--- start of Dataset records ---

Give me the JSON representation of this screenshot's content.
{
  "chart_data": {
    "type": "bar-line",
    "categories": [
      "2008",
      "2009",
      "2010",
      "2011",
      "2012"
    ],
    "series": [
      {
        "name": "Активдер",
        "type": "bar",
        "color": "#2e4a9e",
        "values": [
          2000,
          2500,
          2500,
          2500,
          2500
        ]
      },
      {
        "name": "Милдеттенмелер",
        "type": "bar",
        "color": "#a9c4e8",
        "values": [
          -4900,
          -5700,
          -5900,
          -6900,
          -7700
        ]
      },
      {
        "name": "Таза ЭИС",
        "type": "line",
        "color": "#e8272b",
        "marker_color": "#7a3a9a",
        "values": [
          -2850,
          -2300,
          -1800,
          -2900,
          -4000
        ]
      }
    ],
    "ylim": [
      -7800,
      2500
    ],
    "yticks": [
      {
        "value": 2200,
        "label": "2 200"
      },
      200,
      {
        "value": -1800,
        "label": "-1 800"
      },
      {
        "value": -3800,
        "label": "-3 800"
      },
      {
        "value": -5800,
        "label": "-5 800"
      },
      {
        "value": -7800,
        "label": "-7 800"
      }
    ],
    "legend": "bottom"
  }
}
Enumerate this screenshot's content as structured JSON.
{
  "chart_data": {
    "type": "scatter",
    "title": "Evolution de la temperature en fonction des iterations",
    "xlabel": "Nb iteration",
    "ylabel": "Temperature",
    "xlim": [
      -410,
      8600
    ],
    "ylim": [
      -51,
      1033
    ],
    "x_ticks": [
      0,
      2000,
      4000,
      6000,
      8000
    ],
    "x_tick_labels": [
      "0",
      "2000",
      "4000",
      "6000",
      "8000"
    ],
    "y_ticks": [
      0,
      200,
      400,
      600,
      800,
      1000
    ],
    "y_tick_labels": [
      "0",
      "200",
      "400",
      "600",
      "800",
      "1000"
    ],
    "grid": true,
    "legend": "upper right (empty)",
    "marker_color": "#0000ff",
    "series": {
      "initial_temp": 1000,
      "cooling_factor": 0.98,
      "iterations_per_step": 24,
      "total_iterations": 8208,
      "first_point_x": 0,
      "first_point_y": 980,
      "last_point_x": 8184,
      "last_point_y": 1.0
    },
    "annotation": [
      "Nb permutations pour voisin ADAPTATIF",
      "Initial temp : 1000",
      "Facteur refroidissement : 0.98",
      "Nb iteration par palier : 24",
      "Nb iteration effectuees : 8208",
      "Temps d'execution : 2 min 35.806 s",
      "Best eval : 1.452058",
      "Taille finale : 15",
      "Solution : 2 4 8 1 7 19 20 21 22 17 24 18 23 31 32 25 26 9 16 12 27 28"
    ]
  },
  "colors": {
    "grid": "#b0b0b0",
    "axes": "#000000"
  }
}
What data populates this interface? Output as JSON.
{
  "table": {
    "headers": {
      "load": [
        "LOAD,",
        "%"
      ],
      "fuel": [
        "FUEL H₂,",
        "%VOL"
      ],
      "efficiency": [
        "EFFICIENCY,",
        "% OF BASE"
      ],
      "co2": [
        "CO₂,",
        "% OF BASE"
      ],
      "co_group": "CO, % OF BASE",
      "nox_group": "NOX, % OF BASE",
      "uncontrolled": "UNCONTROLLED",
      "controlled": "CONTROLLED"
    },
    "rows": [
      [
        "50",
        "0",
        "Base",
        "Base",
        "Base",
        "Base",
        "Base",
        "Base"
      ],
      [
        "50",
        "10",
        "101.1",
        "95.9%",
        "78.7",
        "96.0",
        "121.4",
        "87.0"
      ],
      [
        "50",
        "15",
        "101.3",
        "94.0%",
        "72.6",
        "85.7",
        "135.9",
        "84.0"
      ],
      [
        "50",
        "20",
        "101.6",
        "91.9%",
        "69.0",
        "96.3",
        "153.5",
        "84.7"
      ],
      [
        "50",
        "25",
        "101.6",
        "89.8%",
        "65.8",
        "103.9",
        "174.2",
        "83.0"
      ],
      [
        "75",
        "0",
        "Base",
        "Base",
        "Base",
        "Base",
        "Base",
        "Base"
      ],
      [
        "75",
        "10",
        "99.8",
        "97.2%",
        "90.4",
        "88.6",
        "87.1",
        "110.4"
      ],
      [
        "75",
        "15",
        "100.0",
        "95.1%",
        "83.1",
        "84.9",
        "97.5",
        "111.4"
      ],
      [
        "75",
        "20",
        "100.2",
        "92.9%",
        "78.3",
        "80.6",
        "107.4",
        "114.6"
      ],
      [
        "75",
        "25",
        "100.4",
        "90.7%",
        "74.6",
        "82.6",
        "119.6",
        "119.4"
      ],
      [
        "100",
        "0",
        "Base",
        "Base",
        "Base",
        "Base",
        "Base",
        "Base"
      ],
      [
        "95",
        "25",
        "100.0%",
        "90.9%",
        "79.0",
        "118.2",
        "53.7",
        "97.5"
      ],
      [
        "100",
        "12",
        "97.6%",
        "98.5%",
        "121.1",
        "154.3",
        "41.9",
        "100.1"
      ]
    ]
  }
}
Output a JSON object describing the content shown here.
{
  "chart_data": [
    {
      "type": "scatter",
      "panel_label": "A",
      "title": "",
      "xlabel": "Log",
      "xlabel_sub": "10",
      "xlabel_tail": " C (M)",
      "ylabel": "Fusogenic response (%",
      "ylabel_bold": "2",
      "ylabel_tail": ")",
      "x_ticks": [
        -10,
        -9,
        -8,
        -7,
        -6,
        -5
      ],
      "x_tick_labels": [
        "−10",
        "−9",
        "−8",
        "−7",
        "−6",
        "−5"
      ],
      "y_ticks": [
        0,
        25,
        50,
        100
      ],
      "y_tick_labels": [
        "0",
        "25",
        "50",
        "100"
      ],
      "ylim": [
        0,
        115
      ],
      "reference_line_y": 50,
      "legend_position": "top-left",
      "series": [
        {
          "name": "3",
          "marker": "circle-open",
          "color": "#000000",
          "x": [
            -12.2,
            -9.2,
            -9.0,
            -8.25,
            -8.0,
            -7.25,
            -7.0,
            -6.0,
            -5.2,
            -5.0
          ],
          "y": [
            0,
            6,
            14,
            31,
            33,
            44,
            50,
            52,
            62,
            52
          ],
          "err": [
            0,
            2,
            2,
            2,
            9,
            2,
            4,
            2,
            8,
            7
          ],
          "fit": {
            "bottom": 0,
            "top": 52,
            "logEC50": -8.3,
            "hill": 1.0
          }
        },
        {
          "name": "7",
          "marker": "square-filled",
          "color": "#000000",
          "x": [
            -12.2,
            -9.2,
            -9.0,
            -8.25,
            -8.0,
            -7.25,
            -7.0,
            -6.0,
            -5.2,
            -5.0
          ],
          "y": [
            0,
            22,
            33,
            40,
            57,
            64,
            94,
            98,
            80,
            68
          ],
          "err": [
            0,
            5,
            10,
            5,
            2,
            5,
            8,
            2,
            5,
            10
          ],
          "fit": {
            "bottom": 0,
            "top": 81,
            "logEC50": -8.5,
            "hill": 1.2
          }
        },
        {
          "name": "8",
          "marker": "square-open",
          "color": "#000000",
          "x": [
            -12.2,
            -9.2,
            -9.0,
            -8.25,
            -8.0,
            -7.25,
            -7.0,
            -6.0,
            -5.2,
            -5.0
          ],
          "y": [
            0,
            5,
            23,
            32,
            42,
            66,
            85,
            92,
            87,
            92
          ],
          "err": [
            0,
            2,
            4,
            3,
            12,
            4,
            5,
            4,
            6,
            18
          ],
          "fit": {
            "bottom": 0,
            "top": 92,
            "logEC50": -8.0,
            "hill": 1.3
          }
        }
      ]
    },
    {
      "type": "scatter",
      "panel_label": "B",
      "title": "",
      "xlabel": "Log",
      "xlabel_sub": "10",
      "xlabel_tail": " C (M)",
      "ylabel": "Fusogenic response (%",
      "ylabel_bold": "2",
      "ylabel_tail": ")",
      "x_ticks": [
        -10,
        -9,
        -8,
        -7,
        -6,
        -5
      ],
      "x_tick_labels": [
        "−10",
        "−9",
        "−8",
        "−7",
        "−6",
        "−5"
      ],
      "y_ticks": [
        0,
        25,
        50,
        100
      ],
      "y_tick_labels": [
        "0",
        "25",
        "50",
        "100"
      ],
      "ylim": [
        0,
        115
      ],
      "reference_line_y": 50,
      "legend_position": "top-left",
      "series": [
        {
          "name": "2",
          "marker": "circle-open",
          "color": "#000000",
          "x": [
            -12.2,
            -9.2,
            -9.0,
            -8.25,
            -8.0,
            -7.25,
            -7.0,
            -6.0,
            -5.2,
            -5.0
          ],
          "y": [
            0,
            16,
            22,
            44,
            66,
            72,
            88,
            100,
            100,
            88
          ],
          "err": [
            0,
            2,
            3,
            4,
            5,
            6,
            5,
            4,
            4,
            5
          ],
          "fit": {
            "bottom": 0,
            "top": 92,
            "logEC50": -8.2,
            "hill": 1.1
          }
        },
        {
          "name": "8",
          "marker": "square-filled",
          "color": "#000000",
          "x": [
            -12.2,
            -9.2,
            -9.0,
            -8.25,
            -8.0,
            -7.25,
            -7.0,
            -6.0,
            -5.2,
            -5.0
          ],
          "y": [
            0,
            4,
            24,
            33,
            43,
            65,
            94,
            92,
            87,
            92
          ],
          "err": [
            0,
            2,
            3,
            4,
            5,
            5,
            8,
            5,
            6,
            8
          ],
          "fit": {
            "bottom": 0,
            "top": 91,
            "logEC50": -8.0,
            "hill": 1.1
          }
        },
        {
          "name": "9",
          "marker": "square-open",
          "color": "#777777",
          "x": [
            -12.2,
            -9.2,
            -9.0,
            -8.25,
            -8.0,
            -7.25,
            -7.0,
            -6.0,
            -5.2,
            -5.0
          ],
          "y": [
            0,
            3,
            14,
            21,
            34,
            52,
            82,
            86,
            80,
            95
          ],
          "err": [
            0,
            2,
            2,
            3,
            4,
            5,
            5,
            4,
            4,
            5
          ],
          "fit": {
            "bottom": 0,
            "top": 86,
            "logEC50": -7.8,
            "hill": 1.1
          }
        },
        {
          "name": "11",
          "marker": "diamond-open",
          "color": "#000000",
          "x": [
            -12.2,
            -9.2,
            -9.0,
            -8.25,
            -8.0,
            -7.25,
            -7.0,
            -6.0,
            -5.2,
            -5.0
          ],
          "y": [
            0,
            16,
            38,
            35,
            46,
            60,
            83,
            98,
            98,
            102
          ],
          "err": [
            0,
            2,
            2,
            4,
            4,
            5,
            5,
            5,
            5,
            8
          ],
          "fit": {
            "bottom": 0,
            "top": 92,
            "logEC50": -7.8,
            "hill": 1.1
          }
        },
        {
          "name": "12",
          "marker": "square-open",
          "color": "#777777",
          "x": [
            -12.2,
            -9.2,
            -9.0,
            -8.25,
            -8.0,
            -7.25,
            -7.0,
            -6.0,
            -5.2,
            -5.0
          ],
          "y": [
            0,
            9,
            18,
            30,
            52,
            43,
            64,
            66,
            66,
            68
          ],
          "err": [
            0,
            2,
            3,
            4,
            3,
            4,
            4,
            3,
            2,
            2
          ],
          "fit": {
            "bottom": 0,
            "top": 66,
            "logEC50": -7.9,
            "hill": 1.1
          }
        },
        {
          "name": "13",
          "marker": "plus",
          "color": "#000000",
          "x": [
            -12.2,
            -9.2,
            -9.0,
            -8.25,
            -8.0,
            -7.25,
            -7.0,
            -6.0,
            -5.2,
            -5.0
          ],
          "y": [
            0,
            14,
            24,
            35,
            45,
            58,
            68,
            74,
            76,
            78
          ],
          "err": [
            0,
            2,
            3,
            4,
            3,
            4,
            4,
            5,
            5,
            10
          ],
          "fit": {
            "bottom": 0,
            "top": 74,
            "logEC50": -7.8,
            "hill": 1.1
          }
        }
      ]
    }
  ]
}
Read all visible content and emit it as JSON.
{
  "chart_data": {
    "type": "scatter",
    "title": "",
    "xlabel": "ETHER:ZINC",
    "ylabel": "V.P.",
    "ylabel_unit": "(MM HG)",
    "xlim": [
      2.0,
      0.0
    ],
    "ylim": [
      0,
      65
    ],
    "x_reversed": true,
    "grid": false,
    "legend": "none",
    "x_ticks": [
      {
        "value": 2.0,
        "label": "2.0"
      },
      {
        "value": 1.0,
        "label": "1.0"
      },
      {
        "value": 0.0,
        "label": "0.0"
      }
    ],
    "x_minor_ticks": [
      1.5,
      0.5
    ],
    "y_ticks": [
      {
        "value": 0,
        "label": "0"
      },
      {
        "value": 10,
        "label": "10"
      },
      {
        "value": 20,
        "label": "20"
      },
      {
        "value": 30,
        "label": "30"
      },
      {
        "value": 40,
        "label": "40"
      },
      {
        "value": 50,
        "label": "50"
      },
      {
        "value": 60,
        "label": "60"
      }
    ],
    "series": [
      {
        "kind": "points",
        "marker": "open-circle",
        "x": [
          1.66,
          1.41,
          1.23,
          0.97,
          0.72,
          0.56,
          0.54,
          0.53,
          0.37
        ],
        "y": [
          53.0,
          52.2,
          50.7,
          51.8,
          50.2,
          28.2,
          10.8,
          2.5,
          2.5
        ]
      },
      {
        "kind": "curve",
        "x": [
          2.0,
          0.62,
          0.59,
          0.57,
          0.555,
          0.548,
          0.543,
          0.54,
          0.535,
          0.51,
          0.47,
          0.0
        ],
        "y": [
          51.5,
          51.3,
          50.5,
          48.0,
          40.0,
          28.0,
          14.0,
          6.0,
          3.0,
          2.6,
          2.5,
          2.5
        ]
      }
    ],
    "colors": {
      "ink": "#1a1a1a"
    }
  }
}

--- end of Dataset records ---

Your answer should be one number: the count of lines in the data above that include the word "Output".

2